━━━ EXERCISE INPUT ━━━
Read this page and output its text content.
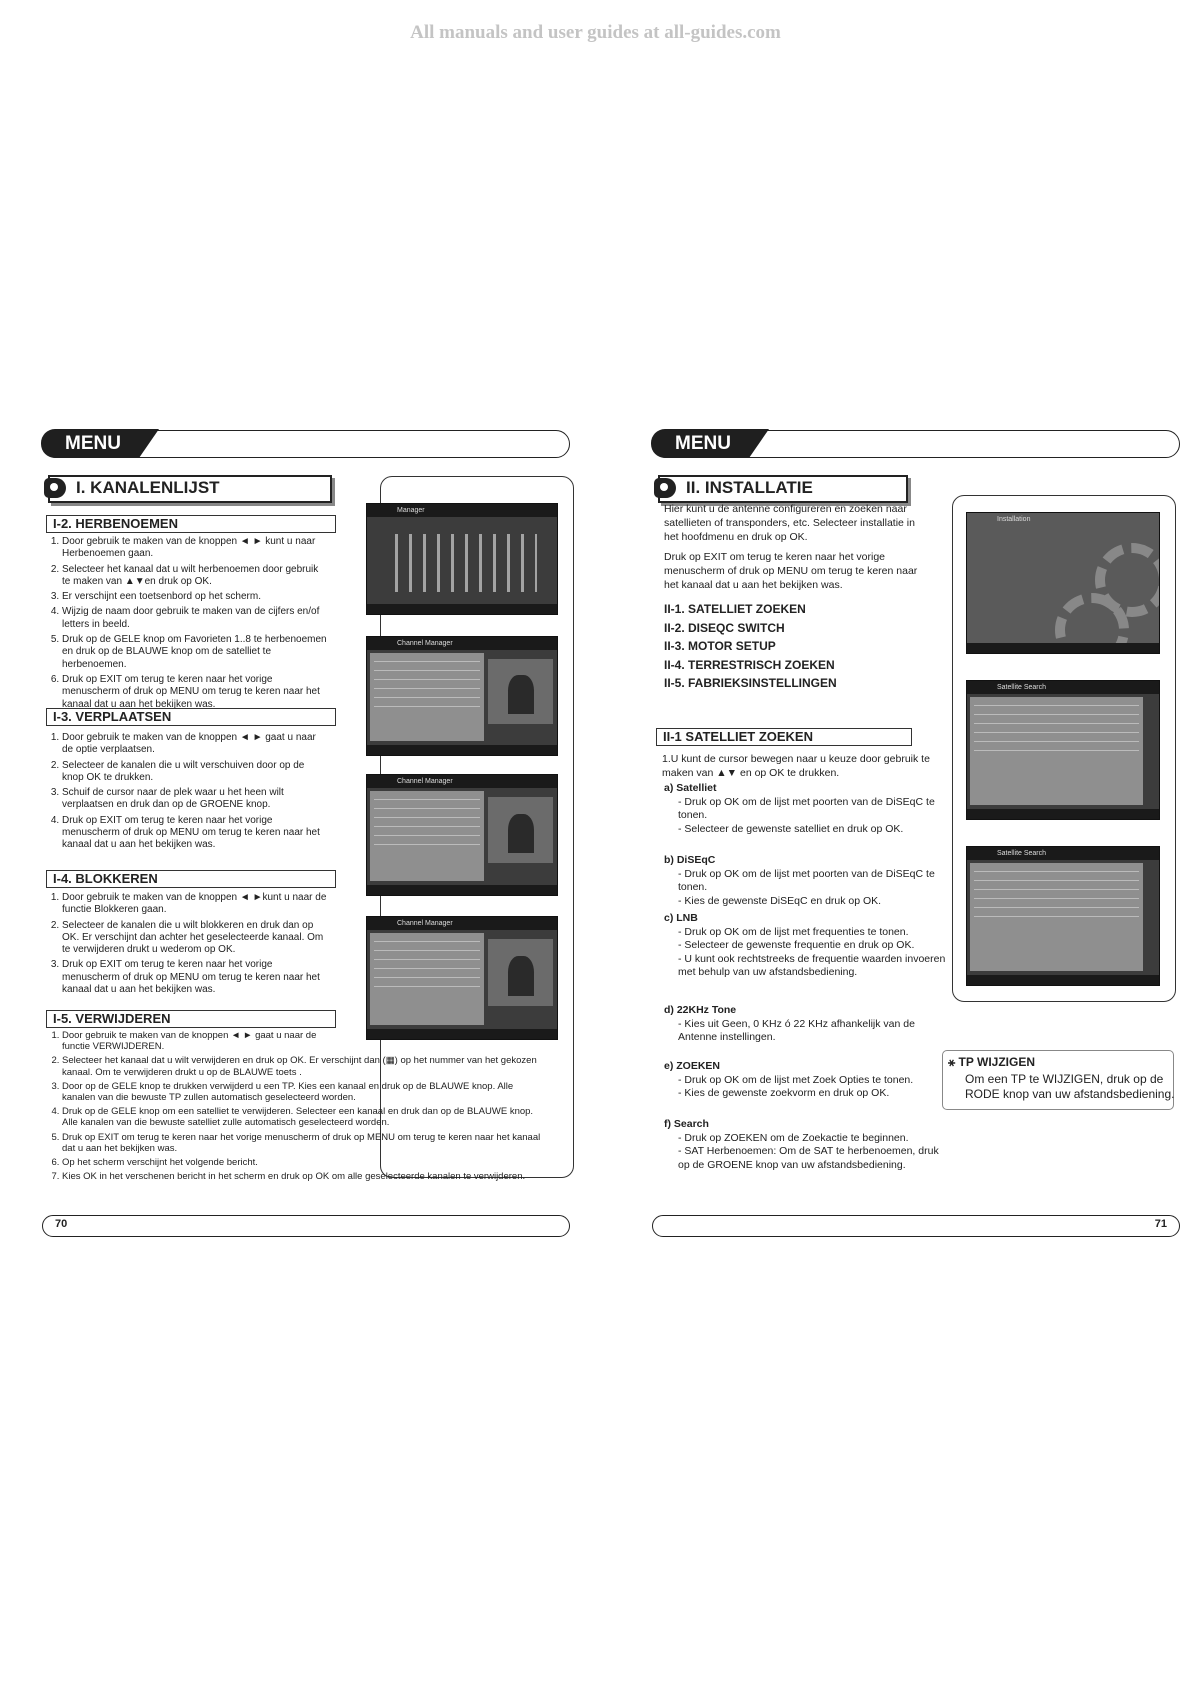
All manuals and user guides at all-guides.com
MENU
I. KANALENLIJST
Manager
Channel Manager
Channel Manager
Channel Manager
I-2. HERBENOEMEN
1. Door gebruik te maken van de knoppen ◄ ► kunt u naar Herbenoemen gaan.
2. Selecteer het kanaal dat u wilt herbenoemen door gebruik te maken van ▲▼en druk op OK.
3. Er verschijnt een toetsenbord op het scherm.
4. Wijzig de naam door gebruik te maken van de cijfers en/of letters in beeld.
5. Druk op de GELE knop om Favorieten 1..8 te herbenoemen en druk op de BLAUWE knop om de satelliet te herbenoemen.
6. Druk op EXIT om terug te keren naar het vorige menuscherm of druk op MENU om terug te keren naar het kanaal dat u aan het bekijken was.
I-3. VERPLAATSEN
1. Door gebruik te maken van de knoppen ◄ ► gaat u naar de optie verplaatsen.
2. Selecteer de kanalen die u wilt verschuiven door op de knop OK te drukken.
3. Schuif de cursor naar de plek waar u het heen wilt verplaatsen en druk dan op de GROENE knop.
4. Druk op EXIT om terug te keren naar het vorige menuscherm of druk op MENU om terug te keren naar het kanaal dat u aan het bekijken was.
I-4. BLOKKEREN
1. Door gebruik te maken van de knoppen ◄ ►kunt u naar de functie Blokkeren gaan.
2. Selecteer de kanalen die u wilt blokkeren en druk dan op OK. Er verschijnt dan achter het geselecteerde kanaal. Om te verwijderen drukt u wederom op OK.
3. Druk op EXIT om terug te keren naar het vorige menuscherm of druk op MENU om terug te keren naar het kanaal dat u aan het bekijken was.
I-5. VERWIJDEREN
1. Door gebruik te maken van de knoppen ◄ ► gaat u naar de functie VERWIJDEREN.
2. Selecteer het kanaal dat u wilt verwijderen en druk op OK. Er verschijnt dan (▦) op het nummer van het gekozen kanaal. Om te verwijderen drukt u op de BLAUWE toets .
3. Door op de GELE knop te drukken verwijderd u een TP. Kies een kanaal en druk op de BLAUWE knop. Alle kanalen van die bewuste TP zullen automatisch geselecteerd worden.
4. Druk op de GELE knop om een satelliet te verwijderen. Selecteer een kanaal en druk dan op de BLAUWE knop. Alle kanalen van die bewuste satelliet zulle automatisch geselecteerd worden.
5. Druk op EXIT om terug te keren naar het vorige menuscherm of druk op MENU om terug te keren naar het kanaal dat u aan het bekijken was.
6. Op het scherm verschijnt het volgende bericht.
7. Kies OK in het verschenen bericht in het scherm en druk op OK om alle geselecteerde kanalen te verwijderen.
70
MENU
II. INSTALLATIE

Hier kunt u de antenne configureren en zoeken naar satellieten of transponders, etc. Selecteer installatie in het hoofdmenu en druk op OK.

Druk op EXIT om terug te keren naar het vorige menuscherm of druk op MENU om terug te keren naar het kanaal dat u aan het bekijken was.

II-1. SATELLIET ZOEKEN
II-2. DISEQC SWITCH
II-3. MOTOR SETUP
II-4. TERRESTRISCH ZOEKEN
II-5. FABRIEKSINSTELLINGEN
Installation
Satellite Search
Satellite Search
II-1 SATELLIET ZOEKEN
1.U kunt de cursor bewegen naar u keuze door gebruik te maken van ▲▼ en op OK te drukken.
a) Satelliet
- Druk op OK om de lijst met poorten van de DiSEqC te tonen.
- Selecteer de gewenste satelliet en druk op OK.
b) DiSEqC
- Druk op OK om de lijst met poorten van de DiSEqC te tonen.
- Kies de gewenste DiSEqC en druk op OK.
c) LNB
- Druk op OK om de lijst met frequenties te tonen.
- Selecteer de gewenste frequentie en druk op OK.
- U kunt ook rechtstreeks de frequentie waarden invoeren met behulp van uw afstandsbediening.
d) 22KHz Tone
- Kies uit Geen, 0 KHz ó 22 KHz afhankelijk van de Antenne instellingen.
e) ZOEKEN
- Druk op OK om de lijst met Zoek Opties te tonen.
- Kies de gewenste zoekvorm en druk op OK.
f) Search
- Druk op ZOEKEN om de Zoekactie te beginnen.
- SAT Herbenoemen: Om de SAT te herbenoemen, druk op de GROENE knop van uw afstandsbediening.
⚹ TP WIJZIGEN
Om een TP te WIJZIGEN, druk op de RODE knop van uw afstandsbediening.
71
━━━
> [AIM OF THE EXERCISE]: Only a number is expected here: the count of lines in the listing that hold the string "GROENE".

> [FINAL RESULT]: 2